Identify all lines in the listing that include the word "caption", and copy them out.

- [Extracted records]:
────

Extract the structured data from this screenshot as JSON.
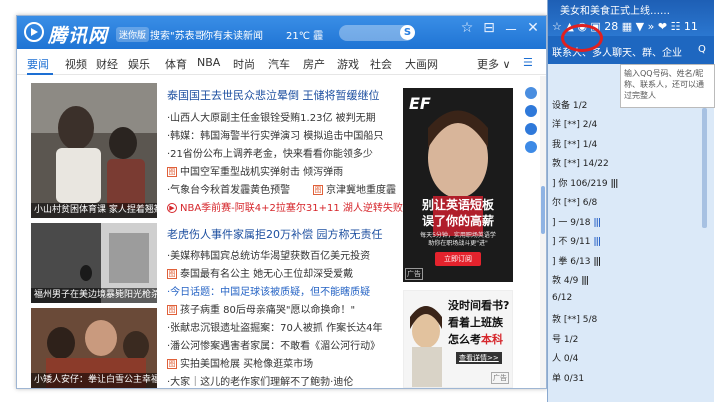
{
  "news_window": {
    "logo_text": "腾讯网",
    "logo_sub": "迷你版",
    "search_hint": "搜索\"苏表哥",
    "unread_text": "你有未读新闻",
    "weather": "21℃ 霾",
    "search_btn": "S",
    "btn_pin": "☆",
    "btn_skin": "⊟",
    "btn_min": "－",
    "btn_close": "✕",
    "nav": [
      "要闻",
      "视频",
      "财经",
      "娱乐",
      "体育",
      "NBA",
      "时尚",
      "汽车",
      "房产",
      "游戏",
      "社会",
      "大画网"
    ],
    "nav_more": "更多 ∨",
    "nav_menu": "☰",
    "blocks": [
      {
        "caption": "小山村贫困体育课 家人捏着翘翘",
        "headline": "泰国国王去世民众悲泣晕倒 王储将暂缓继位",
        "lines": [
          "·山西人大原副主任金银铨受贿1.23亿 被判无期",
          "·韩媒：韩国海警半行实弹演习 模拟追击中国船只",
          "·21省份公布上调养老金，快来看看你能领多少",
          "中国空军重型战机实弹射击 倾泻弹雨",
          "·气象台今秋首发霾黄色预警",
          "京津冀地重度霾",
          "NBA季前赛-阿联4+2拉塞尔31+11 湖人逆转失败"
        ]
      },
      {
        "caption": "福州男子在美边境暴毙阳光枪杀",
        "headline": "老虎伤人事件家属拒20万补偿 园方称无责任",
        "lines": [
          "·美媒称韩国宾总统访华渴望获数百亿美元投资",
          "泰国最有名公主 她无心王位却深受爱戴",
          "·今日话题：中国足球该被质疑，但不能瞎质疑",
          "孩子病重 80后母亲痛哭\"愿以命换命！\""
        ]
      },
      {
        "caption": "小矮人安仔：拳让白雪公主幸福",
        "lines": [
          "·张献忠沉银遗址盗掘案：70人被抓 作案长达4年",
          "·潘公河惨案遇害者家属：不敢看《湄公河行动》",
          "实拍美国枪展 买枪像逛菜市场",
          "·大家｜这儿的老作家们理解不了鲍勃·迪伦"
        ]
      }
    ],
    "ad1": {
      "logo": "EF",
      "title_line1": "别让英语短板",
      "title_line2": "误了你的高薪",
      "sub": "每天5分钟，实用职场英语学\n助你在职场战斗更\"进\"",
      "button": "立即订阅",
      "tag": "广告"
    },
    "ad2": {
      "line1": "没时间看书?",
      "line2": "看着上班族",
      "line3_a": "怎么考",
      "line3_b": "本科",
      "more": "查看详情>>",
      "tag": "广告"
    }
  },
  "qq_panel": {
    "title": "美女和美食正式上线……",
    "toolbar_icons": "☆ ▲ ◉ ▣ 28 ▦ ▼ » ❤ ☷ 11",
    "tabs": [
      "联系人、多人聊天、群、企业",
      "Q"
    ],
    "tip": "输入QQ号码、姓名/昵称、联系人，还可以通过完整人",
    "rows": [
      {
        "label": "设备 1/2"
      },
      {
        "label": "洋 [**]  2/4"
      },
      {
        "label": "我 [**]  1/4"
      },
      {
        "label": "敦 [**]  14/22"
      },
      {
        "label": "] 你  106/219",
        "bars": "|||"
      },
      {
        "label": "尔 [**]  6/8"
      },
      {
        "label": "] 一  9/18",
        "bars": "|||"
      },
      {
        "label": "] 不  9/11",
        "bars": "|||"
      },
      {
        "label": "] 拳  6/13",
        "bars": "|||"
      },
      {
        "label": "敦  4/9",
        "bars": "|||"
      },
      {
        "label": "6/12"
      },
      {
        "label": "敦 [**]  5/8"
      },
      {
        "label": "号 1/2"
      },
      {
        "label": "人 0/4"
      },
      {
        "label": "单 0/31"
      }
    ]
  }
}
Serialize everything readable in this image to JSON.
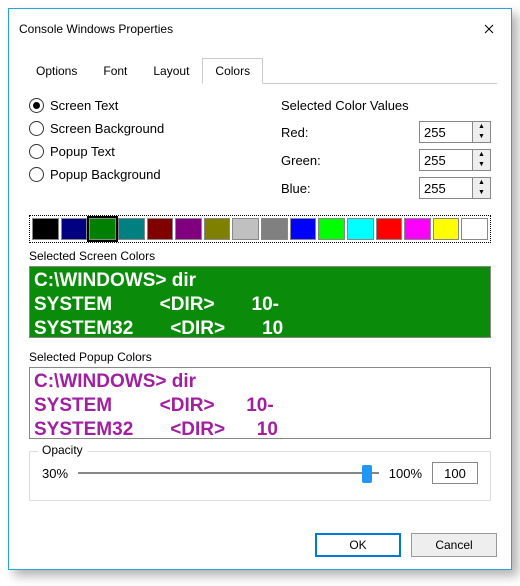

────

- [FINAL ANSWER]:
        "caption": "小山村贫困体育课 家人捏着翘翘",
        "caption": "福州男子在美边境暴毙阳光枪杀",
        "caption": "小矮人安仔：拳让白雪公主幸福",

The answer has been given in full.